Stored entries:
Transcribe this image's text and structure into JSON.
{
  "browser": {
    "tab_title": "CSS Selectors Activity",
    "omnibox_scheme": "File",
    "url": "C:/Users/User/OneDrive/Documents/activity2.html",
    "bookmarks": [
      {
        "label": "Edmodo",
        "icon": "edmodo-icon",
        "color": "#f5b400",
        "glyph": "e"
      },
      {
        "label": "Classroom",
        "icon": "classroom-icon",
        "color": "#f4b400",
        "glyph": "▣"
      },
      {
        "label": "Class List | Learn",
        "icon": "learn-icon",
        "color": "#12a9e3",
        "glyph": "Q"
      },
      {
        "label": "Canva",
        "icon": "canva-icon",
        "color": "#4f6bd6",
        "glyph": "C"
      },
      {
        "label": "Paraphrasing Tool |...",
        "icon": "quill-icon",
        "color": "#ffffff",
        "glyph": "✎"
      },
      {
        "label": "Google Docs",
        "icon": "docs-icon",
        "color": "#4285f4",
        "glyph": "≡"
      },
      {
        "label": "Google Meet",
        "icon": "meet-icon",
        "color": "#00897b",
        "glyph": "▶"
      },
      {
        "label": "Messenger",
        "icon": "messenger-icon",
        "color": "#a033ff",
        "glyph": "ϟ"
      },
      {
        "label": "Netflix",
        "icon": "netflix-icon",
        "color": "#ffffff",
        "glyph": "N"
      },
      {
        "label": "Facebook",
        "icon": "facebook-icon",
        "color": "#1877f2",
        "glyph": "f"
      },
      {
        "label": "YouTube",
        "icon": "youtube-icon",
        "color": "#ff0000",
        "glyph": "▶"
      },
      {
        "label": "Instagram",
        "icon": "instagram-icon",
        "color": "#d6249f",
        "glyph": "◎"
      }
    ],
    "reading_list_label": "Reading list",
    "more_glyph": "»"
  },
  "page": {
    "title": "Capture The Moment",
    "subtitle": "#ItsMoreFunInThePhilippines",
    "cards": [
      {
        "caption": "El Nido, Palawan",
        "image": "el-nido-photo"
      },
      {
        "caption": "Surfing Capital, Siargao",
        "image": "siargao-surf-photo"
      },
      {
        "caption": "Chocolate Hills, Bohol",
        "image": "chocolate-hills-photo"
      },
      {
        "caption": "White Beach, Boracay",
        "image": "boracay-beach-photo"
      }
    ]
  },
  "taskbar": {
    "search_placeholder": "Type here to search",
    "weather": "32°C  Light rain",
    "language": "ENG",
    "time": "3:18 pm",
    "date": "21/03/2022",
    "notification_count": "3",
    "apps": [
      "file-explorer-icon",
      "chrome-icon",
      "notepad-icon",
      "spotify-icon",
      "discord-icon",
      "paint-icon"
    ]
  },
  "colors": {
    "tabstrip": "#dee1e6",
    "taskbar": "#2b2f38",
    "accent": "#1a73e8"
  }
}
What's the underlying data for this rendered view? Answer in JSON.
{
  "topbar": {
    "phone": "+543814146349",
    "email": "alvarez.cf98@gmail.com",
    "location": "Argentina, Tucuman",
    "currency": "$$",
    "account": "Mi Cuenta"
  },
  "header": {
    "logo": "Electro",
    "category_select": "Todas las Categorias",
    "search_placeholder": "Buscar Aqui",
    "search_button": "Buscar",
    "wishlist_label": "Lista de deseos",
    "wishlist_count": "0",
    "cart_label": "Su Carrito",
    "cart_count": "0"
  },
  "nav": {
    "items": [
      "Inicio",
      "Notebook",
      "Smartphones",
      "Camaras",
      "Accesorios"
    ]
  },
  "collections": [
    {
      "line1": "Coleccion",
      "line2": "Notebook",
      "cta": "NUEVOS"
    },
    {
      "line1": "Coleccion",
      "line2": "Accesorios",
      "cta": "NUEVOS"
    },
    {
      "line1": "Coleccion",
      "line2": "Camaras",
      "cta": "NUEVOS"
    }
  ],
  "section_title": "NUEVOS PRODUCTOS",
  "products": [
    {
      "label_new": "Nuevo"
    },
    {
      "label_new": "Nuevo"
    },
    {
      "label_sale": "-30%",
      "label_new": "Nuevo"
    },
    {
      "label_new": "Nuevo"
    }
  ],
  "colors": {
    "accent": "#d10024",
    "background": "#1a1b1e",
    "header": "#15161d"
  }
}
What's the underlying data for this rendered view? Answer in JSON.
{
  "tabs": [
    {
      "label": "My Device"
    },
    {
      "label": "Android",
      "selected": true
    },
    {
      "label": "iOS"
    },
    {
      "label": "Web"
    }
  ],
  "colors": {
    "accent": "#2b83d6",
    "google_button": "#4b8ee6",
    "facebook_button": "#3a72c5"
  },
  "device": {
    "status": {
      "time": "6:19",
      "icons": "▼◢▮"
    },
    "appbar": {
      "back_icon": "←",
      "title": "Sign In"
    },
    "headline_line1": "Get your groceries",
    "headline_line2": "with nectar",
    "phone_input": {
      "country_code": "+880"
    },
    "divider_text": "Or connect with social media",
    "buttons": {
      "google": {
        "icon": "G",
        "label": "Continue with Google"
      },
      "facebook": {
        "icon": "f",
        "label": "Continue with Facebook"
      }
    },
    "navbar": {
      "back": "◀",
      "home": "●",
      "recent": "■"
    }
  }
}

Aim of the exercise:
Recopy all the lines exactly as they appear.

Exercise response:
Transcribe this image's text and structure into JSON.
{
  "browser": {
    "tab_title": "CSS Selectors Activity",
    "omnibox_scheme": "File",
    "url": "C:/Users/User/OneDrive/Documents/activity2.html",
    "bookmarks": [
      {
        "label": "Edmodo",
        "icon": "edmodo-icon",
        "color": "#f5b400",
        "glyph": "e"
      },
      {
        "label": "Classroom",
        "icon": "classroom-icon",
        "color": "#f4b400",
        "glyph": "▣"
      },
      {
        "label": "Class List | Learn",
        "icon": "learn-icon",
        "color": "#12a9e3",
        "glyph": "Q"
      },
      {
        "label": "Canva",
        "icon": "canva-icon",
        "color": "#4f6bd6",
        "glyph": "C"
      },
      {
        "label": "Paraphrasing Tool |...",
        "icon": "quill-icon",
        "color": "#ffffff",
        "glyph": "✎"
      },
      {
        "label": "Google Docs",
        "icon": "docs-icon",
        "color": "#4285f4",
        "glyph": "≡"
      },
      {
        "label": "Google Meet",
        "icon": "meet-icon",
        "color": "#00897b",
        "glyph": "▶"
      },
      {
        "label": "Messenger",
        "icon": "messenger-icon",
        "color": "#a033ff",
        "glyph": "ϟ"
      },
      {
        "label": "Netflix",
        "icon": "netflix-icon",
        "color": "#ffffff",
        "glyph": "N"
      },
      {
        "label": "Facebook",
        "icon": "facebook-icon",
        "color": "#1877f2",
        "glyph": "f"
      },
      {
        "label": "YouTube",
        "icon": "youtube-icon",
        "color": "#ff0000",
        "glyph": "▶"
      },
      {
        "label": "Instagram",
        "icon": "instagram-icon",
        "color": "#d6249f",
        "glyph": "◎"
      }
    ],
    "reading_list_label": "Reading list",
    "more_glyph": "»"
  },
  "page": {
    "title": "Capture The Moment",
    "subtitle": "#ItsMoreFunInThePhilippines",
    "cards": [
      {
        "caption": "El Nido, Palawan",
        "image": "el-nido-photo"
      },
      {
        "caption": "Surfing Capital, Siargao",
        "image": "siargao-surf-photo"
      },
      {
        "caption": "Chocolate Hills, Bohol",
        "image": "chocolate-hills-photo"
      },
      {
        "caption": "White Beach, Boracay",
        "image": "boracay-beach-photo"
      }
    ]
  },
  "taskbar": {
    "search_placeholder": "Type here to search",
    "weather": "32°C  Light rain",
    "language": "ENG",
    "time": "3:18 pm",
    "date": "21/03/2022",
    "notification_count": "3",
    "apps": [
      "file-explorer-icon",
      "chrome-icon",
      "notepad-icon",
      "spotify-icon",
      "discord-icon",
      "paint-icon"
    ]
  },
  "colors": {
    "tabstrip": "#dee1e6",
    "taskbar": "#2b2f38",
    "accent": "#1a73e8"
  }
}
What's the underlying data for this rendered view? Answer in JSON.
{
  "topbar": {
    "phone": "+543814146349",
    "email": "alvarez.cf98@gmail.com",
    "location": "Argentina, Tucuman",
    "currency": "$$",
    "account": "Mi Cuenta"
  },
  "header": {
    "logo": "Electro",
    "category_select": "Todas las Categorias",
    "search_placeholder": "Buscar Aqui",
    "search_button": "Buscar",
    "wishlist_label": "Lista de deseos",
    "wishlist_count": "0",
    "cart_label": "Su Carrito",
    "cart_count": "0"
  },
  "nav": {
    "items": [
      "Inicio",
      "Notebook",
      "Smartphones",
      "Camaras",
      "Accesorios"
    ]
  },
  "collections": [
    {
      "line1": "Coleccion",
      "line2": "Notebook",
      "cta": "NUEVOS"
    },
    {
      "line1": "Coleccion",
      "line2": "Accesorios",
      "cta": "NUEVOS"
    },
    {
      "line1": "Coleccion",
      "line2": "Camaras",
      "cta": "NUEVOS"
    }
  ],
  "section_title": "NUEVOS PRODUCTOS",
  "products": [
    {
      "label_new": "Nuevo"
    },
    {
      "label_new": "Nuevo"
    },
    {
      "label_sale": "-30%",
      "label_new": "Nuevo"
    },
    {
      "label_new": "Nuevo"
    }
  ],
  "colors": {
    "accent": "#d10024",
    "background": "#1a1b1e",
    "header": "#15161d"
  }
}
What's the underlying data for this rendered view? Answer in JSON.
{
  "tabs": [
    {
      "label": "My Device"
    },
    {
      "label": "Android",
      "selected": true
    },
    {
      "label": "iOS"
    },
    {
      "label": "Web"
    }
  ],
  "colors": {
    "accent": "#2b83d6",
    "google_button": "#4b8ee6",
    "facebook_button": "#3a72c5"
  },
  "device": {
    "status": {
      "time": "6:19",
      "icons": "▼◢▮"
    },
    "appbar": {
      "back_icon": "←",
      "title": "Sign In"
    },
    "headline_line1": "Get your groceries",
    "headline_line2": "with nectar",
    "phone_input": {
      "country_code": "+880"
    },
    "divider_text": "Or connect with social media",
    "buttons": {
      "google": {
        "icon": "G",
        "label": "Continue with Google"
      },
      "facebook": {
        "icon": "f",
        "label": "Continue with Facebook"
      }
    },
    "navbar": {
      "back": "◀",
      "home": "●",
      "recent": "■"
    }
  }
}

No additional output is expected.